[Begin]
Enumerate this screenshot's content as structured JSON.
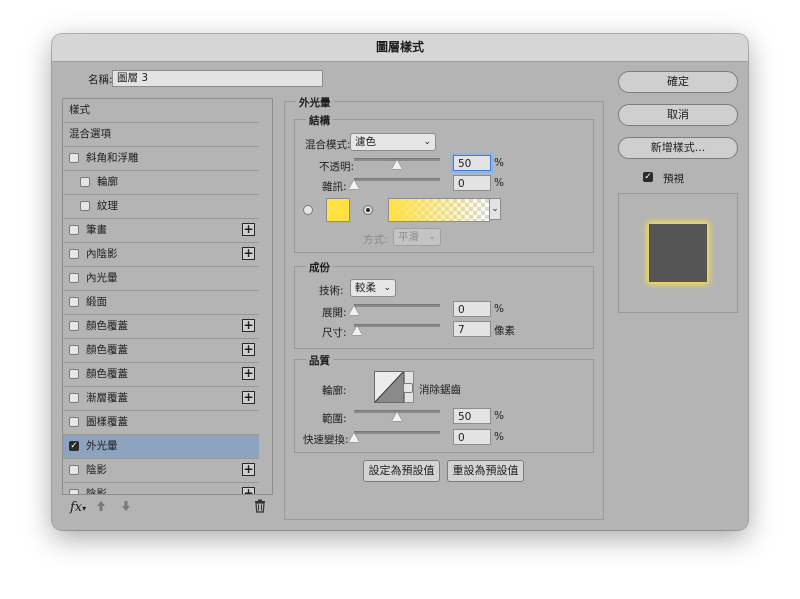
{
  "dialog": {
    "title": "圖層樣式"
  },
  "name_field": {
    "label": "名稱:",
    "value": "圖層 3"
  },
  "styles_list": {
    "items": [
      {
        "label": "樣式",
        "checkbox": false,
        "checked": false,
        "indent": 0,
        "plus": false,
        "selected": false
      },
      {
        "label": "混合選項",
        "checkbox": false,
        "checked": false,
        "indent": 0,
        "plus": false,
        "selected": false
      },
      {
        "label": "斜角和浮雕",
        "checkbox": true,
        "checked": false,
        "indent": 0,
        "plus": false,
        "selected": false
      },
      {
        "label": "輪廓",
        "checkbox": true,
        "checked": false,
        "indent": 1,
        "plus": false,
        "selected": false
      },
      {
        "label": "紋理",
        "checkbox": true,
        "checked": false,
        "indent": 1,
        "plus": false,
        "selected": false
      },
      {
        "label": "筆畫",
        "checkbox": true,
        "checked": false,
        "indent": 0,
        "plus": true,
        "selected": false
      },
      {
        "label": "內陰影",
        "checkbox": true,
        "checked": false,
        "indent": 0,
        "plus": true,
        "selected": false
      },
      {
        "label": "內光暈",
        "checkbox": true,
        "checked": false,
        "indent": 0,
        "plus": false,
        "selected": false
      },
      {
        "label": "緞面",
        "checkbox": true,
        "checked": false,
        "indent": 0,
        "plus": false,
        "selected": false
      },
      {
        "label": "顏色覆蓋",
        "checkbox": true,
        "checked": false,
        "indent": 0,
        "plus": true,
        "selected": false
      },
      {
        "label": "顏色覆蓋",
        "checkbox": true,
        "checked": false,
        "indent": 0,
        "plus": true,
        "selected": false
      },
      {
        "label": "顏色覆蓋",
        "checkbox": true,
        "checked": false,
        "indent": 0,
        "plus": true,
        "selected": false
      },
      {
        "label": "漸層覆蓋",
        "checkbox": true,
        "checked": false,
        "indent": 0,
        "plus": true,
        "selected": false
      },
      {
        "label": "圖樣覆蓋",
        "checkbox": true,
        "checked": false,
        "indent": 0,
        "plus": false,
        "selected": false
      },
      {
        "label": "外光暈",
        "checkbox": true,
        "checked": true,
        "indent": 0,
        "plus": false,
        "selected": true
      },
      {
        "label": "陰影",
        "checkbox": true,
        "checked": false,
        "indent": 0,
        "plus": true,
        "selected": false
      },
      {
        "label": "陰影",
        "checkbox": true,
        "checked": false,
        "indent": 0,
        "plus": true,
        "selected": false
      }
    ]
  },
  "footer": {
    "fx": "fx",
    "icons": [
      "fx-icon",
      "move-up-icon",
      "move-down-icon",
      "trash-icon"
    ]
  },
  "panel": {
    "title": "外光暈",
    "structure": {
      "title": "結構",
      "blend_mode_label": "混合模式:",
      "blend_mode_value": "濾色",
      "opacity_label": "不透明:",
      "opacity_value": "50",
      "opacity_unit": "%",
      "opacity_level": 0.5,
      "noise_label": "雜訊:",
      "noise_value": "0",
      "noise_unit": "%",
      "noise_level": 0,
      "glow_color": "#ffe144",
      "method_label": "方式:",
      "method_value": "平滑"
    },
    "elements": {
      "title": "成份",
      "technique_label": "技術:",
      "technique_value": "較柔",
      "spread_label": "展開:",
      "spread_value": "0",
      "spread_unit": "%",
      "spread_level": 0,
      "size_label": "尺寸:",
      "size_value": "7",
      "size_unit": "像素",
      "size_level": 0.03
    },
    "quality": {
      "title": "品質",
      "contour_label": "輪廓:",
      "antialias_label": "消除鋸齒",
      "antialias_checked": false,
      "range_label": "範圍:",
      "range_value": "50",
      "range_unit": "%",
      "range_level": 0.5,
      "jitter_label": "快速變換:",
      "jitter_value": "0",
      "jitter_unit": "%",
      "jitter_level": 0
    },
    "set_default_label": "設定為預設值",
    "reset_default_label": "重設為預設值"
  },
  "buttons": {
    "ok": "確定",
    "cancel": "取消",
    "new_style": "新增樣式...",
    "preview_label": "預視",
    "preview_checked": true
  },
  "colors": {
    "dialog_bg": "#b4b4b4",
    "selection": "#8ea3bf",
    "glow": "#ffe144",
    "preview_swatch": "#555555"
  }
}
[End]
THE EXERCISE:
Write out the records above exactly as they stand, leaving out every picture.

RESULT FOR THIS TASK:
Enumerate this screenshot's content as structured JSON.
{
  "dialog": {
    "title": "圖層樣式"
  },
  "name_field": {
    "label": "名稱:",
    "value": "圖層 3"
  },
  "styles_list": {
    "items": [
      {
        "label": "樣式",
        "checkbox": false,
        "checked": false,
        "indent": 0,
        "plus": false,
        "selected": false
      },
      {
        "label": "混合選項",
        "checkbox": false,
        "checked": false,
        "indent": 0,
        "plus": false,
        "selected": false
      },
      {
        "label": "斜角和浮雕",
        "checkbox": true,
        "checked": false,
        "indent": 0,
        "plus": false,
        "selected": false
      },
      {
        "label": "輪廓",
        "checkbox": true,
        "checked": false,
        "indent": 1,
        "plus": false,
        "selected": false
      },
      {
        "label": "紋理",
        "checkbox": true,
        "checked": false,
        "indent": 1,
        "plus": false,
        "selected": false
      },
      {
        "label": "筆畫",
        "checkbox": true,
        "checked": false,
        "indent": 0,
        "plus": true,
        "selected": false
      },
      {
        "label": "內陰影",
        "checkbox": true,
        "checked": false,
        "indent": 0,
        "plus": true,
        "selected": false
      },
      {
        "label": "內光暈",
        "checkbox": true,
        "checked": false,
        "indent": 0,
        "plus": false,
        "selected": false
      },
      {
        "label": "緞面",
        "checkbox": true,
        "checked": false,
        "indent": 0,
        "plus": false,
        "selected": false
      },
      {
        "label": "顏色覆蓋",
        "checkbox": true,
        "checked": false,
        "indent": 0,
        "plus": true,
        "selected": false
      },
      {
        "label": "顏色覆蓋",
        "checkbox": true,
        "checked": false,
        "indent": 0,
        "plus": true,
        "selected": false
      },
      {
        "label": "顏色覆蓋",
        "checkbox": true,
        "checked": false,
        "indent": 0,
        "plus": true,
        "selected": false
      },
      {
        "label": "漸層覆蓋",
        "checkbox": true,
        "checked": false,
        "indent": 0,
        "plus": true,
        "selected": false
      },
      {
        "label": "圖樣覆蓋",
        "checkbox": true,
        "checked": false,
        "indent": 0,
        "plus": false,
        "selected": false
      },
      {
        "label": "外光暈",
        "checkbox": true,
        "checked": true,
        "indent": 0,
        "plus": false,
        "selected": true
      },
      {
        "label": "陰影",
        "checkbox": true,
        "checked": false,
        "indent": 0,
        "plus": true,
        "selected": false
      },
      {
        "label": "陰影",
        "checkbox": true,
        "checked": false,
        "indent": 0,
        "plus": true,
        "selected": false
      }
    ]
  },
  "footer": {
    "fx": "fx",
    "icons": [
      "fx-icon",
      "move-up-icon",
      "move-down-icon",
      "trash-icon"
    ]
  },
  "panel": {
    "title": "外光暈",
    "structure": {
      "title": "結構",
      "blend_mode_label": "混合模式:",
      "blend_mode_value": "濾色",
      "opacity_label": "不透明:",
      "opacity_value": "50",
      "opacity_unit": "%",
      "opacity_level": 0.5,
      "noise_label": "雜訊:",
      "noise_value": "0",
      "noise_unit": "%",
      "noise_level": 0,
      "glow_color": "#ffe144",
      "method_label": "方式:",
      "method_value": "平滑"
    },
    "elements": {
      "title": "成份",
      "technique_label": "技術:",
      "technique_value": "較柔",
      "spread_label": "展開:",
      "spread_value": "0",
      "spread_unit": "%",
      "spread_level": 0,
      "size_label": "尺寸:",
      "size_value": "7",
      "size_unit": "像素",
      "size_level": 0.03
    },
    "quality": {
      "title": "品質",
      "contour_label": "輪廓:",
      "antialias_label": "消除鋸齒",
      "antialias_checked": false,
      "range_label": "範圍:",
      "range_value": "50",
      "range_unit": "%",
      "range_level": 0.5,
      "jitter_label": "快速變換:",
      "jitter_value": "0",
      "jitter_unit": "%",
      "jitter_level": 0
    },
    "set_default_label": "設定為預設值",
    "reset_default_label": "重設為預設值"
  },
  "buttons": {
    "ok": "確定",
    "cancel": "取消",
    "new_style": "新增樣式...",
    "preview_label": "預視",
    "preview_checked": true
  },
  "colors": {
    "dialog_bg": "#b4b4b4",
    "selection": "#8ea3bf",
    "glow": "#ffe144",
    "preview_swatch": "#555555"
  }
}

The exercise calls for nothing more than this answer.